### AIM
Collect each line of the records containing the string "прилагается".

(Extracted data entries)
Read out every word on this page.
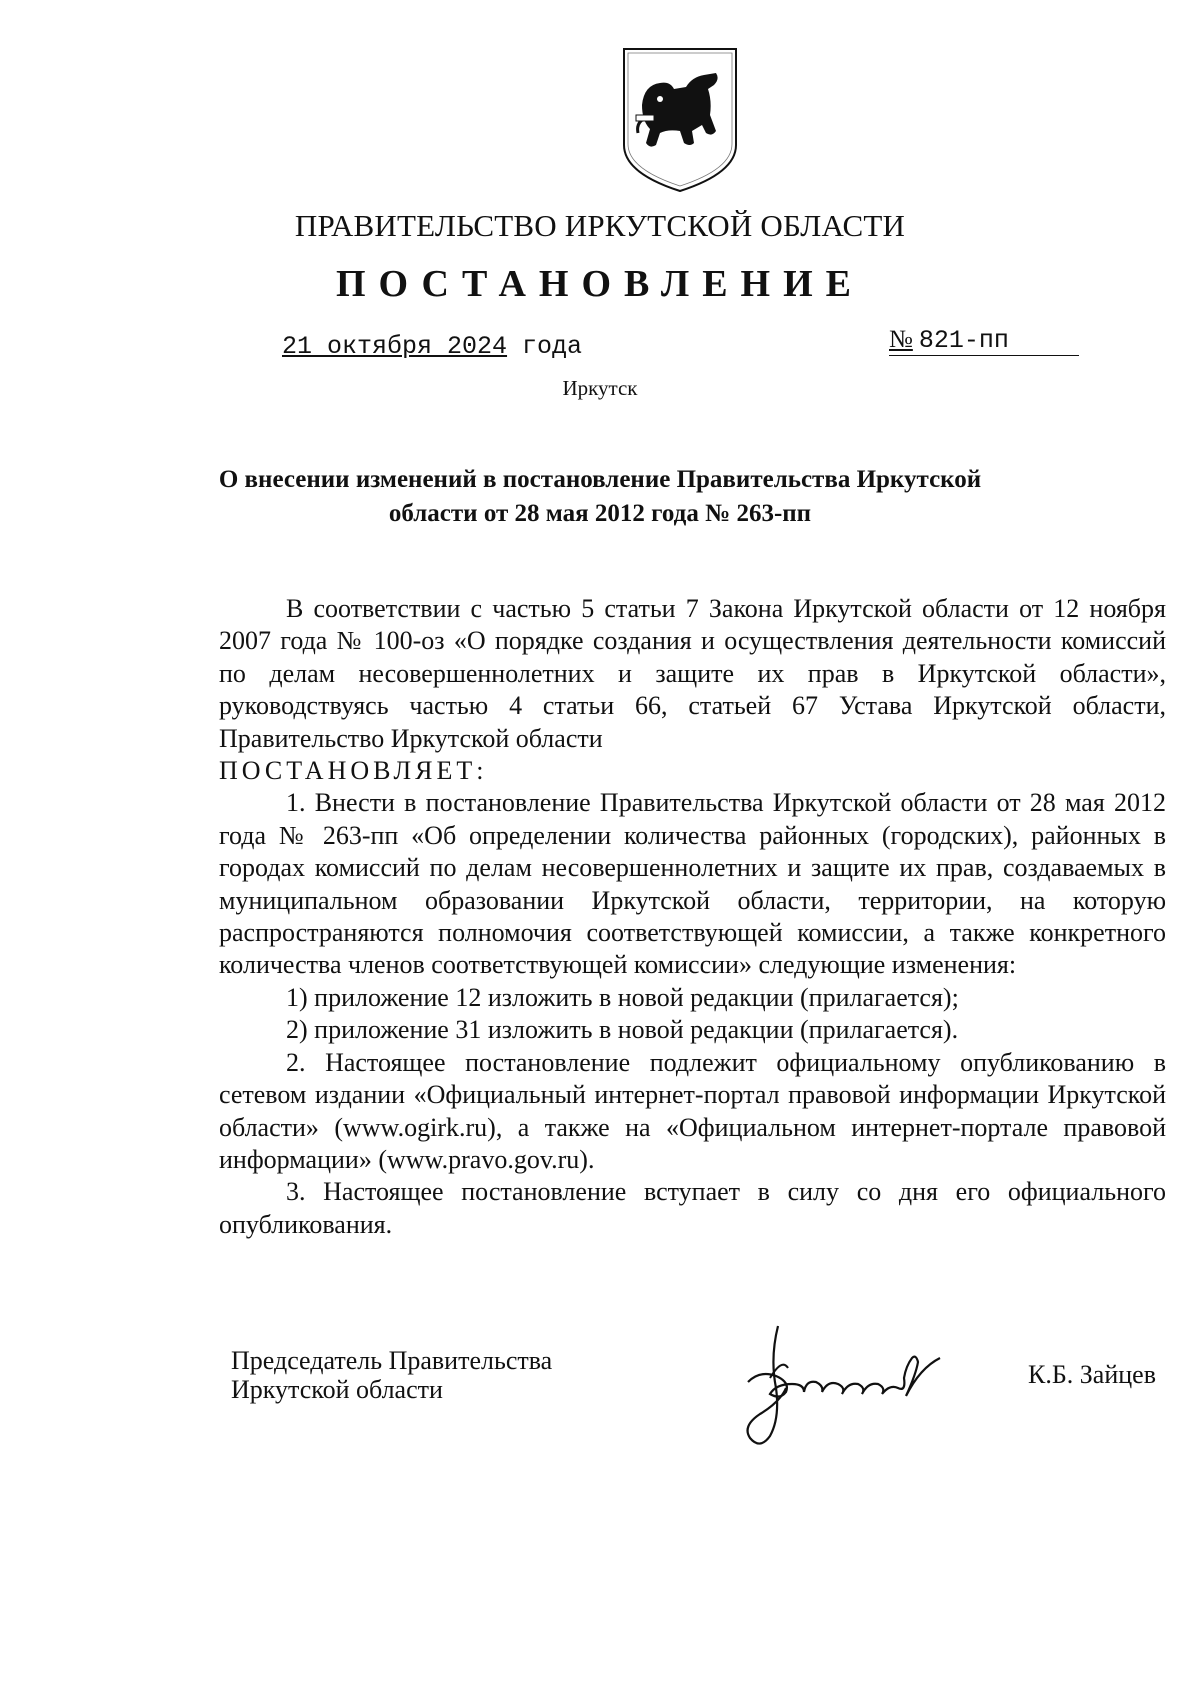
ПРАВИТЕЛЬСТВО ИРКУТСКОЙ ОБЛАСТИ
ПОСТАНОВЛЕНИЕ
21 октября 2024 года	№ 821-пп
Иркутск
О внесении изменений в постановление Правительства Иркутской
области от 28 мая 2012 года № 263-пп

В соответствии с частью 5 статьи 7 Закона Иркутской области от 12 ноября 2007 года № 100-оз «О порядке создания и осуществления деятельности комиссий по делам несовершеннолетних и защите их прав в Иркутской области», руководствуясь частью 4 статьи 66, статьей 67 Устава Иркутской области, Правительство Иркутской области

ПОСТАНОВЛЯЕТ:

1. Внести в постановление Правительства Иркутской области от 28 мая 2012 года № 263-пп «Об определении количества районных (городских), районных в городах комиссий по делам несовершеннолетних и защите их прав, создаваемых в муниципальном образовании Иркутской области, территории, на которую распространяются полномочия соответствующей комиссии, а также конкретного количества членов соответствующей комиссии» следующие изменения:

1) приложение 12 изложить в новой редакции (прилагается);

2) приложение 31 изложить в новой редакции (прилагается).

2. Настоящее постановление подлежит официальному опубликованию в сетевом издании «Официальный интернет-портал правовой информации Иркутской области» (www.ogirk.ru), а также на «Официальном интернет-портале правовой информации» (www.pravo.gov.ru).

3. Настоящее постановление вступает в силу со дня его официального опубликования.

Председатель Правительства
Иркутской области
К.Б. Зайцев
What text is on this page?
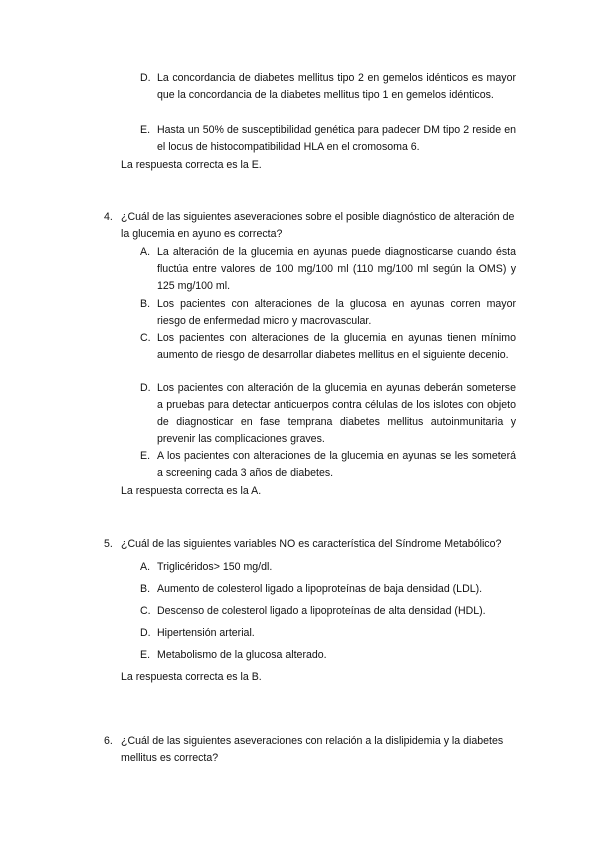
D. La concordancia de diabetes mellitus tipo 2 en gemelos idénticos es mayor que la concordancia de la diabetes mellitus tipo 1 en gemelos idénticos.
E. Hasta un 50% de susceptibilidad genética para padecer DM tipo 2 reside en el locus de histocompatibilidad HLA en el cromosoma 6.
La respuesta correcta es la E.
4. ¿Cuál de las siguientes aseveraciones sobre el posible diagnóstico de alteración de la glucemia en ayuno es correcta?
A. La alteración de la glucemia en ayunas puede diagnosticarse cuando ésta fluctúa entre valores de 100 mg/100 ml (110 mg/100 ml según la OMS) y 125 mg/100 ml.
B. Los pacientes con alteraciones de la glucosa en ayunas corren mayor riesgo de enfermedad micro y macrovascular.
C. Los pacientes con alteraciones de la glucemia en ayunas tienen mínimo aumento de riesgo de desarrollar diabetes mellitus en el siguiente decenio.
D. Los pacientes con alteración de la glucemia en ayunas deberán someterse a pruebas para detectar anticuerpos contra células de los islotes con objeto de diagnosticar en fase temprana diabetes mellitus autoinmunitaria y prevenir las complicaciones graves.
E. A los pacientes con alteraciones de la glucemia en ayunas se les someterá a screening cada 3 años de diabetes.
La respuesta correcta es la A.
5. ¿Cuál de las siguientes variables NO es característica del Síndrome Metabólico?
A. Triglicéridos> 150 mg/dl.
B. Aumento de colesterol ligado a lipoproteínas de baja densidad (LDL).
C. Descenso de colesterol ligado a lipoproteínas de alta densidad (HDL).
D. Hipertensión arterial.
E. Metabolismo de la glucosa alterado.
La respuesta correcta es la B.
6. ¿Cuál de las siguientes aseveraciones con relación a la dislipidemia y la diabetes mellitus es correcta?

---

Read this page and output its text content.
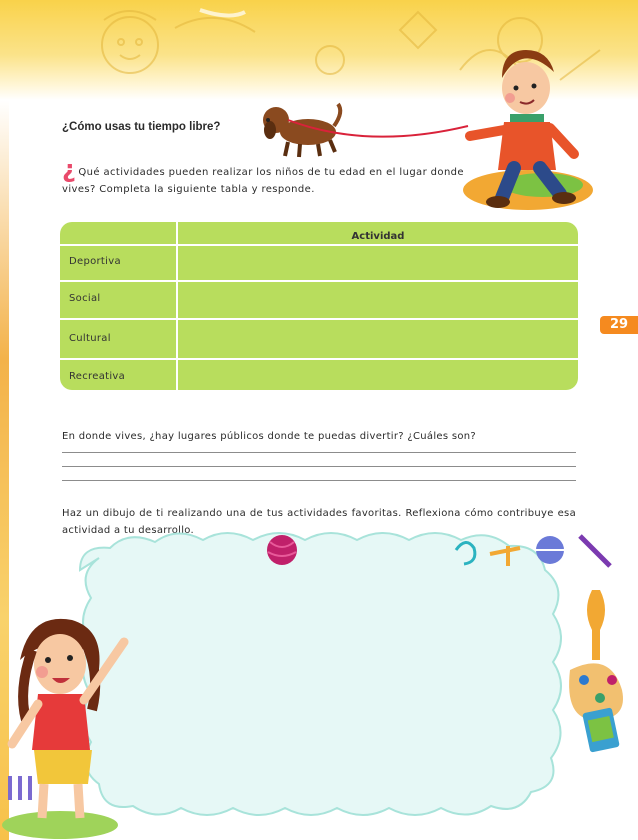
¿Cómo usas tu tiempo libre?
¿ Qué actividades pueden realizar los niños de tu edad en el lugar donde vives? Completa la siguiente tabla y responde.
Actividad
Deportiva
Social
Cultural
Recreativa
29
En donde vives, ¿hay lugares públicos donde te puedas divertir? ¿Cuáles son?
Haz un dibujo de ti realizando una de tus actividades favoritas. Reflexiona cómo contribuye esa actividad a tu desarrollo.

### THE RESULT
1) приложение 12 изложить в новой редакции (прилагается);
2) приложение 31 изложить в новой редакции (прилагается).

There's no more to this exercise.